▶ _REQUIREMENT_: Only lines with the string "company" matter here; gather them from the material below.

▶ _SUPPLIED RECORDS_:
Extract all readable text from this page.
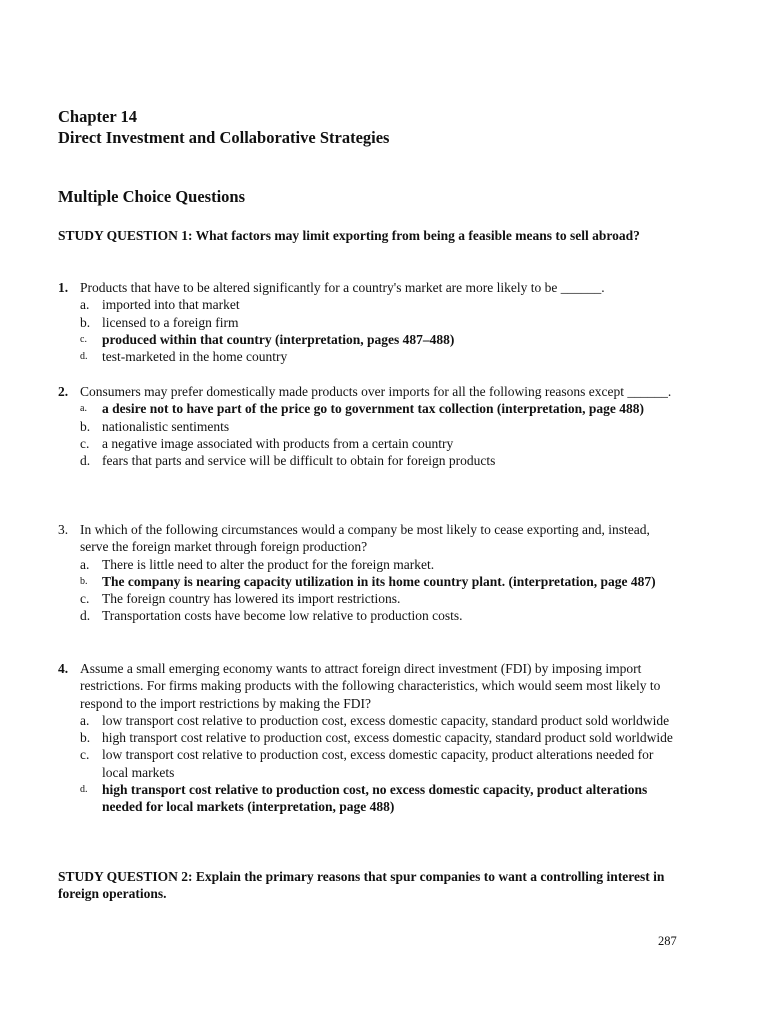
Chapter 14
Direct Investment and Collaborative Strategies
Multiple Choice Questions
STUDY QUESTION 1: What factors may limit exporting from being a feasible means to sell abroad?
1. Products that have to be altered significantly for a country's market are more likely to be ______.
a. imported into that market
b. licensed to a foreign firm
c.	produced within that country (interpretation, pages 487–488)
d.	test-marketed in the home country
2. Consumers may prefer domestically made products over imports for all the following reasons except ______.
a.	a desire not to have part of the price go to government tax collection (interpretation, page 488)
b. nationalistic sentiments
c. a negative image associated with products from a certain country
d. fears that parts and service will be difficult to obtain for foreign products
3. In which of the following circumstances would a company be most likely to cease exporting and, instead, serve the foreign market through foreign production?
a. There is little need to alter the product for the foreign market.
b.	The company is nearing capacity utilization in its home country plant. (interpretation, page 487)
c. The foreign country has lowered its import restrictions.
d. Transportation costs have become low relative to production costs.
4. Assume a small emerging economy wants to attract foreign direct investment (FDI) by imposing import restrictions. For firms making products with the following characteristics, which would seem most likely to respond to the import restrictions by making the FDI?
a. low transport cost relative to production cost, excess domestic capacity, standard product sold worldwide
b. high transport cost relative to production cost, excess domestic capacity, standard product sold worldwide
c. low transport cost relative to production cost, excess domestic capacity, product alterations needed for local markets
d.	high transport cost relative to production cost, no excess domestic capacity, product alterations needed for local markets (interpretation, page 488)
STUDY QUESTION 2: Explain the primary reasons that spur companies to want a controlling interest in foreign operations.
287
--
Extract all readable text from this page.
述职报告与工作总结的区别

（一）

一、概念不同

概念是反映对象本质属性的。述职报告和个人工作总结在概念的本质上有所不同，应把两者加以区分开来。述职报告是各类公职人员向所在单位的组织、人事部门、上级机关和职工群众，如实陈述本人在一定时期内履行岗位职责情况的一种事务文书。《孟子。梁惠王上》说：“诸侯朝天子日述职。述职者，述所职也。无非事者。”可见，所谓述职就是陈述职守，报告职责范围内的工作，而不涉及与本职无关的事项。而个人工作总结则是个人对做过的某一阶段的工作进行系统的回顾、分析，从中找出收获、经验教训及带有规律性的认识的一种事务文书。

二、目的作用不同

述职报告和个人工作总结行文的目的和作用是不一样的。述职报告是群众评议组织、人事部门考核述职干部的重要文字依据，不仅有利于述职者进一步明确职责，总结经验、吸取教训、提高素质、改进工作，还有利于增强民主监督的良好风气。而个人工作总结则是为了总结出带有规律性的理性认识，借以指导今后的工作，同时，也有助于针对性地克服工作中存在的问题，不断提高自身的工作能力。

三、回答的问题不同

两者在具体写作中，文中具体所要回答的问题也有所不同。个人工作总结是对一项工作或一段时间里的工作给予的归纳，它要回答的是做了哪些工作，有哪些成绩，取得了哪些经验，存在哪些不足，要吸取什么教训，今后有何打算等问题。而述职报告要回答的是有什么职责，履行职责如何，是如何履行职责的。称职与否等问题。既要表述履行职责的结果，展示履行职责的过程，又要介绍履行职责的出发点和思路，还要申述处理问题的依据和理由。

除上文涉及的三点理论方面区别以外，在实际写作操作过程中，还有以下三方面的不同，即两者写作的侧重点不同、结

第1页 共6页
* * *
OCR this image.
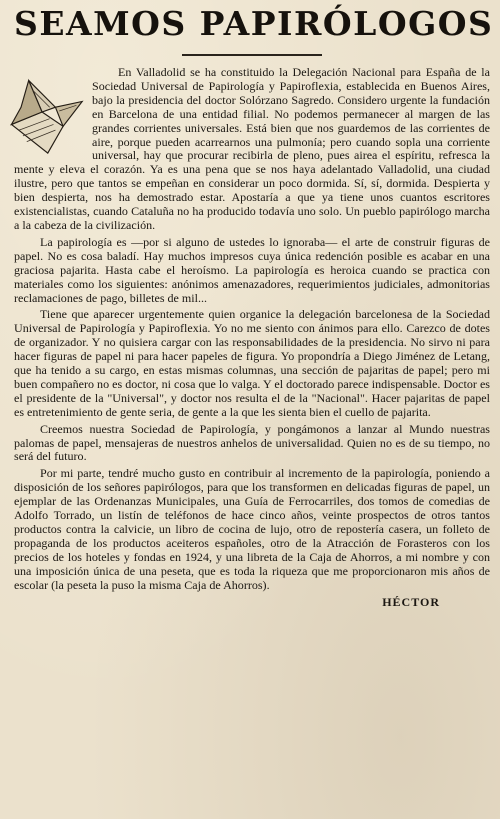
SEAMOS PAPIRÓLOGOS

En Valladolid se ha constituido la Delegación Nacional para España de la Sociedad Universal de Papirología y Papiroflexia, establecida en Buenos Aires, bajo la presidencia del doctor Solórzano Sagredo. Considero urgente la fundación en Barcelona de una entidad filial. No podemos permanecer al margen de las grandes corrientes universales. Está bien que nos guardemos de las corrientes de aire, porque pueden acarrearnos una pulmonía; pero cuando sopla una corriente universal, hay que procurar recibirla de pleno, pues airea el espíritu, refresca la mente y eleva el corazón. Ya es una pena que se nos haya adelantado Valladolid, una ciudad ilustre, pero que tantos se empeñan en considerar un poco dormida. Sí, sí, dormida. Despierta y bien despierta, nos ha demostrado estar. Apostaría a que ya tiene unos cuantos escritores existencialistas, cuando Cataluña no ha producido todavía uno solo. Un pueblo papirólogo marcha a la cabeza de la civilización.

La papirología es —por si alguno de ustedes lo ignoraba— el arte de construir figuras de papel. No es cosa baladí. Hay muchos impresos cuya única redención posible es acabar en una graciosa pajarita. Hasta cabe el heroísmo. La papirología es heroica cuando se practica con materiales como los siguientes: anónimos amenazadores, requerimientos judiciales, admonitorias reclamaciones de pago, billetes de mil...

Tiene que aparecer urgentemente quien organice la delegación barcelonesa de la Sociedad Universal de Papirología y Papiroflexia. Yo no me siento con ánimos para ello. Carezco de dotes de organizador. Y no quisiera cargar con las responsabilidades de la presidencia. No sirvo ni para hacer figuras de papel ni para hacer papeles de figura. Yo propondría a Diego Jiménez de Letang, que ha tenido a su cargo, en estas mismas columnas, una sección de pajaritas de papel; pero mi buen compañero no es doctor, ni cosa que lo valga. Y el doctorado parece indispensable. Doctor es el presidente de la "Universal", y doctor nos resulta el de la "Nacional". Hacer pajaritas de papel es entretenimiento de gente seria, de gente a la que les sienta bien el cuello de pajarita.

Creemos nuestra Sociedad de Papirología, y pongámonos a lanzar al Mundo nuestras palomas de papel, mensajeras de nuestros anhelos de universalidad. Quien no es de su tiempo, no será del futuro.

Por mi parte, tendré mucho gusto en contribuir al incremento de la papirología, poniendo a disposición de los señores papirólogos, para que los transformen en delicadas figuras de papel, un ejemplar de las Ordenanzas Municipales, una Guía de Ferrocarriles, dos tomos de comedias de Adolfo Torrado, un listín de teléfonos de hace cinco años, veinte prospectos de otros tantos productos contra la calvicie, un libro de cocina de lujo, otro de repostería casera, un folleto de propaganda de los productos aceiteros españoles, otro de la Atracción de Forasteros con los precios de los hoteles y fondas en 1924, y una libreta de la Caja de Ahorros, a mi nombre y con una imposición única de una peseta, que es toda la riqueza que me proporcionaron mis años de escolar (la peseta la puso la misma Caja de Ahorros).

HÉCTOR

▶ _RESPONSE FOR THIS EXERCISE_:
3. In which of the following circumstances would a company be most likely to cease exporting and, instead, serve the foreign market through foreign production?
b.	The company is nearing capacity utilization in its home country plant. (interpretation, page 487)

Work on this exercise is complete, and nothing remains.